> [STATED EXERCISE] All the entries need to be quoted exactly, apart from the pictures, which you should drop.

> [TASK INPUTS]
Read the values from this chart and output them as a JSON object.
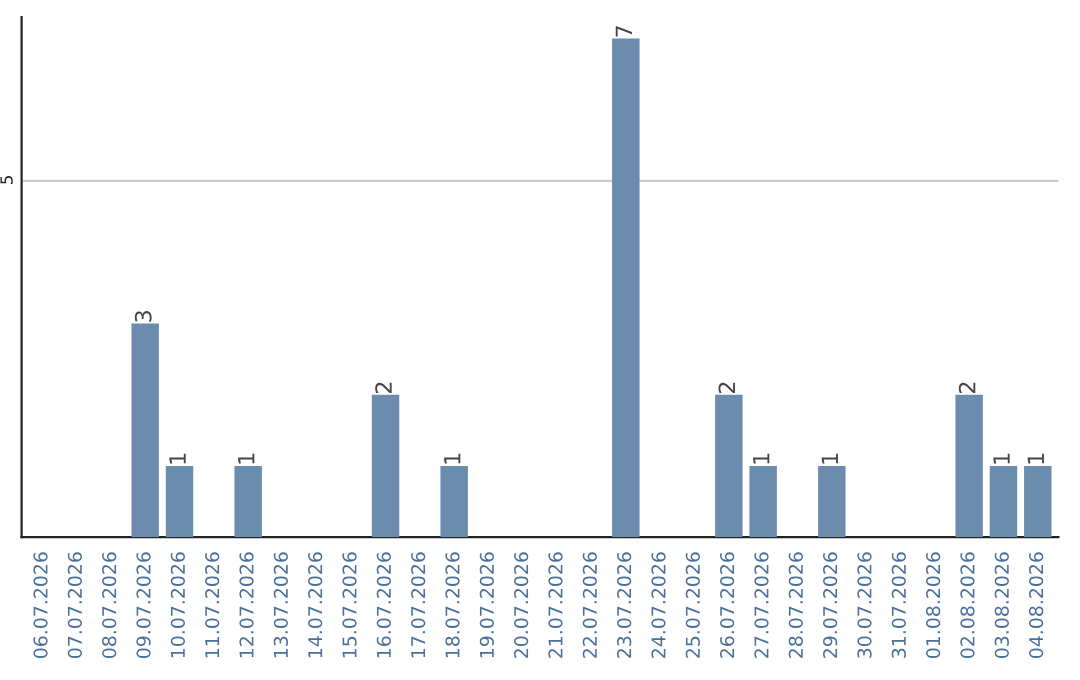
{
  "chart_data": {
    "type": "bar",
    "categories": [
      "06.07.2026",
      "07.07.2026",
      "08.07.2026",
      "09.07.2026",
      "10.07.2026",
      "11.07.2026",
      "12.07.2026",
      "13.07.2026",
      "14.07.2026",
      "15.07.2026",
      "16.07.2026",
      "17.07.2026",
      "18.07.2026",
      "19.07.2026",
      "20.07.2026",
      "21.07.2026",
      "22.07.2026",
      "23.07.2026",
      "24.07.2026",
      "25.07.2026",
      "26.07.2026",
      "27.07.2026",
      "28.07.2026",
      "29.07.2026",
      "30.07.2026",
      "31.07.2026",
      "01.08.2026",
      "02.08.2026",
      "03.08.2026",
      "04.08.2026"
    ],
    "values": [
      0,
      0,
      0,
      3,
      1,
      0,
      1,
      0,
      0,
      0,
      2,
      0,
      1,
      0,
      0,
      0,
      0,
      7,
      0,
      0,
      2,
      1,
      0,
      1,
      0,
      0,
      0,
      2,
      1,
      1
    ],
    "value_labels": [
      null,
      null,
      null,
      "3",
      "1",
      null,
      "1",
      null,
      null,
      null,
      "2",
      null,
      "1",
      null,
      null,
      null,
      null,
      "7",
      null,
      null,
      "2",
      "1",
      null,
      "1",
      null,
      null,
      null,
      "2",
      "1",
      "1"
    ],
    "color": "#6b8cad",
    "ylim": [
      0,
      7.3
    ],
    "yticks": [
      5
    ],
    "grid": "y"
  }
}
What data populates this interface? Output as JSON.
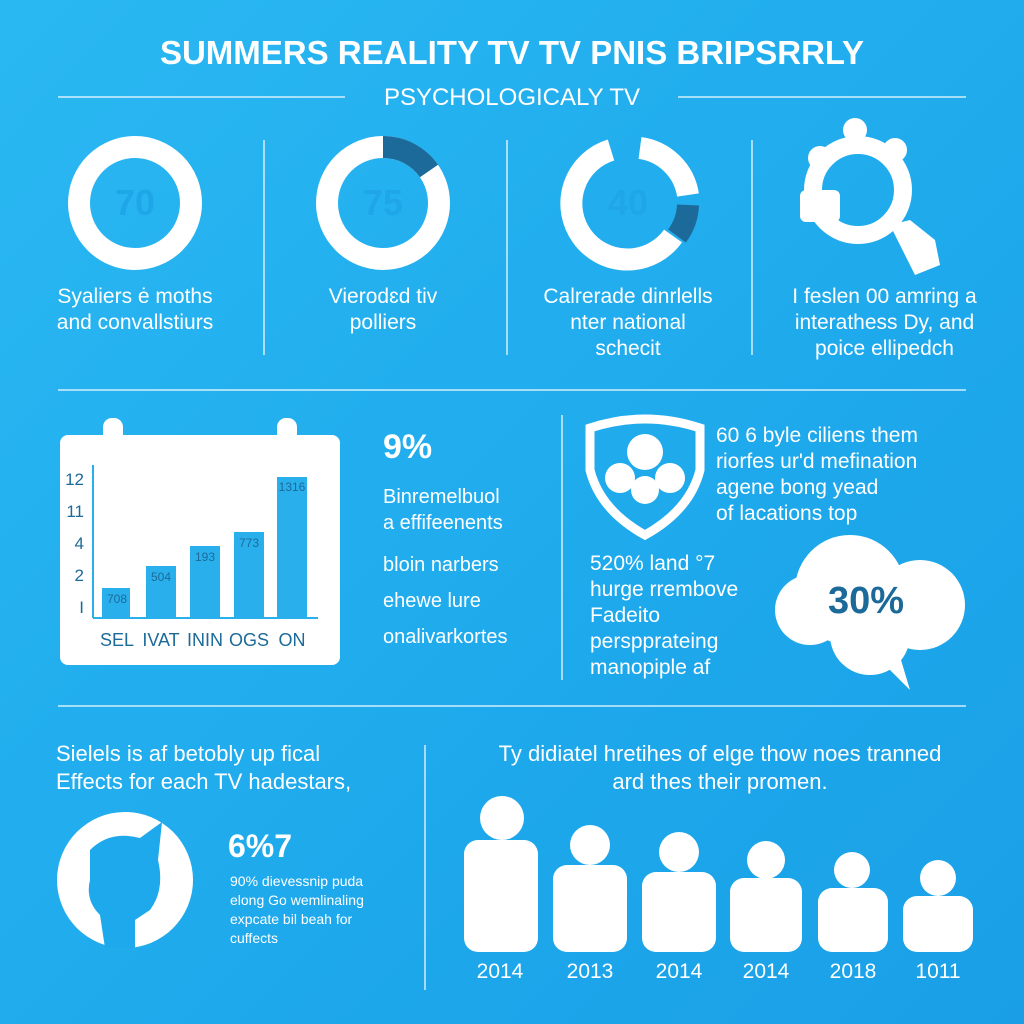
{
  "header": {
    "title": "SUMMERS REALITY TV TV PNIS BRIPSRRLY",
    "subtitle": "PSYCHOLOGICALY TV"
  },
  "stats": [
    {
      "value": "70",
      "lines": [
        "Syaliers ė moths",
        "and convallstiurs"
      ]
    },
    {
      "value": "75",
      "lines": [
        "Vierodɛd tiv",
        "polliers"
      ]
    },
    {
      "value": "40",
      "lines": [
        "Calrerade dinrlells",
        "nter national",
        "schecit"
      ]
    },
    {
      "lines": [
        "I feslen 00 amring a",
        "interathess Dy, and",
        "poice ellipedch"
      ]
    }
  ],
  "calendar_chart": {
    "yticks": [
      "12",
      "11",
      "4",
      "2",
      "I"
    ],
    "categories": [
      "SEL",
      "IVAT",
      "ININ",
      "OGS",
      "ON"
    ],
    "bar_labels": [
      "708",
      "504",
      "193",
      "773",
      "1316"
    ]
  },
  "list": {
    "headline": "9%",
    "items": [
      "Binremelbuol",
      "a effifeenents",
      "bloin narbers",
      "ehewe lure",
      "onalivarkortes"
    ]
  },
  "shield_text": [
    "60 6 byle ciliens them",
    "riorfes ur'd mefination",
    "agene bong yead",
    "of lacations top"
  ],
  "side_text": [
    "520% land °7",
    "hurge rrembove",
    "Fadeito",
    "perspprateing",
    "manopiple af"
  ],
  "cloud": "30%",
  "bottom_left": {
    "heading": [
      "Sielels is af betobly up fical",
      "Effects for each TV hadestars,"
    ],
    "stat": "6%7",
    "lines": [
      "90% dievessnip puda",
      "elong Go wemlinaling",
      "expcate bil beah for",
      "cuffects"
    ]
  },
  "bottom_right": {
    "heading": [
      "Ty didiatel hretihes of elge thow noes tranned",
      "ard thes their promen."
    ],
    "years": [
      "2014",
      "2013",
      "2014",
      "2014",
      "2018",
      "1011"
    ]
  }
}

> [EXERCISE RESULT]
Read the values from this chart and output them as a JSON object.
{
  "chart_data": {
    "type": "bar",
    "categories": [
      "06.07.2026",
      "07.07.2026",
      "08.07.2026",
      "09.07.2026",
      "10.07.2026",
      "11.07.2026",
      "12.07.2026",
      "13.07.2026",
      "14.07.2026",
      "15.07.2026",
      "16.07.2026",
      "17.07.2026",
      "18.07.2026",
      "19.07.2026",
      "20.07.2026",
      "21.07.2026",
      "22.07.2026",
      "23.07.2026",
      "24.07.2026",
      "25.07.2026",
      "26.07.2026",
      "27.07.2026",
      "28.07.2026",
      "29.07.2026",
      "30.07.2026",
      "31.07.2026",
      "01.08.2026",
      "02.08.2026",
      "03.08.2026",
      "04.08.2026"
    ],
    "values": [
      0,
      0,
      0,
      3,
      1,
      0,
      1,
      0,
      0,
      0,
      2,
      0,
      1,
      0,
      0,
      0,
      0,
      7,
      0,
      0,
      2,
      1,
      0,
      1,
      0,
      0,
      0,
      2,
      1,
      1
    ],
    "value_labels": [
      null,
      null,
      null,
      "3",
      "1",
      null,
      "1",
      null,
      null,
      null,
      "2",
      null,
      "1",
      null,
      null,
      null,
      null,
      "7",
      null,
      null,
      "2",
      "1",
      null,
      "1",
      null,
      null,
      null,
      "2",
      "1",
      "1"
    ],
    "color": "#6b8cad",
    "ylim": [
      0,
      7.3
    ],
    "yticks": [
      5
    ],
    "grid": "y"
  }
}
What data populates this interface? Output as JSON.
{
  "header": {
    "title": "SUMMERS REALITY TV TV PNIS BRIPSRRLY",
    "subtitle": "PSYCHOLOGICALY TV"
  },
  "stats": [
    {
      "value": "70",
      "lines": [
        "Syaliers ė moths",
        "and convallstiurs"
      ]
    },
    {
      "value": "75",
      "lines": [
        "Vierodɛd tiv",
        "polliers"
      ]
    },
    {
      "value": "40",
      "lines": [
        "Calrerade dinrlells",
        "nter national",
        "schecit"
      ]
    },
    {
      "lines": [
        "I feslen 00 amring a",
        "interathess Dy, and",
        "poice ellipedch"
      ]
    }
  ],
  "calendar_chart": {
    "yticks": [
      "12",
      "11",
      "4",
      "2",
      "I"
    ],
    "categories": [
      "SEL",
      "IVAT",
      "ININ",
      "OGS",
      "ON"
    ],
    "bar_labels": [
      "708",
      "504",
      "193",
      "773",
      "1316"
    ]
  },
  "list": {
    "headline": "9%",
    "items": [
      "Binremelbuol",
      "a effifeenents",
      "bloin narbers",
      "ehewe lure",
      "onalivarkortes"
    ]
  },
  "shield_text": [
    "60 6 byle ciliens them",
    "riorfes ur'd mefination",
    "agene bong yead",
    "of lacations top"
  ],
  "side_text": [
    "520% land °7",
    "hurge rrembove",
    "Fadeito",
    "perspprateing",
    "manopiple af"
  ],
  "cloud": "30%",
  "bottom_left": {
    "heading": [
      "Sielels is af betobly up fical",
      "Effects for each TV hadestars,"
    ],
    "stat": "6%7",
    "lines": [
      "90% dievessnip puda",
      "elong Go wemlinaling",
      "expcate bil beah for",
      "cuffects"
    ]
  },
  "bottom_right": {
    "heading": [
      "Ty didiatel hretihes of elge thow noes tranned",
      "ard thes their promen."
    ],
    "years": [
      "2014",
      "2013",
      "2014",
      "2014",
      "2018",
      "1011"
    ]
  }
}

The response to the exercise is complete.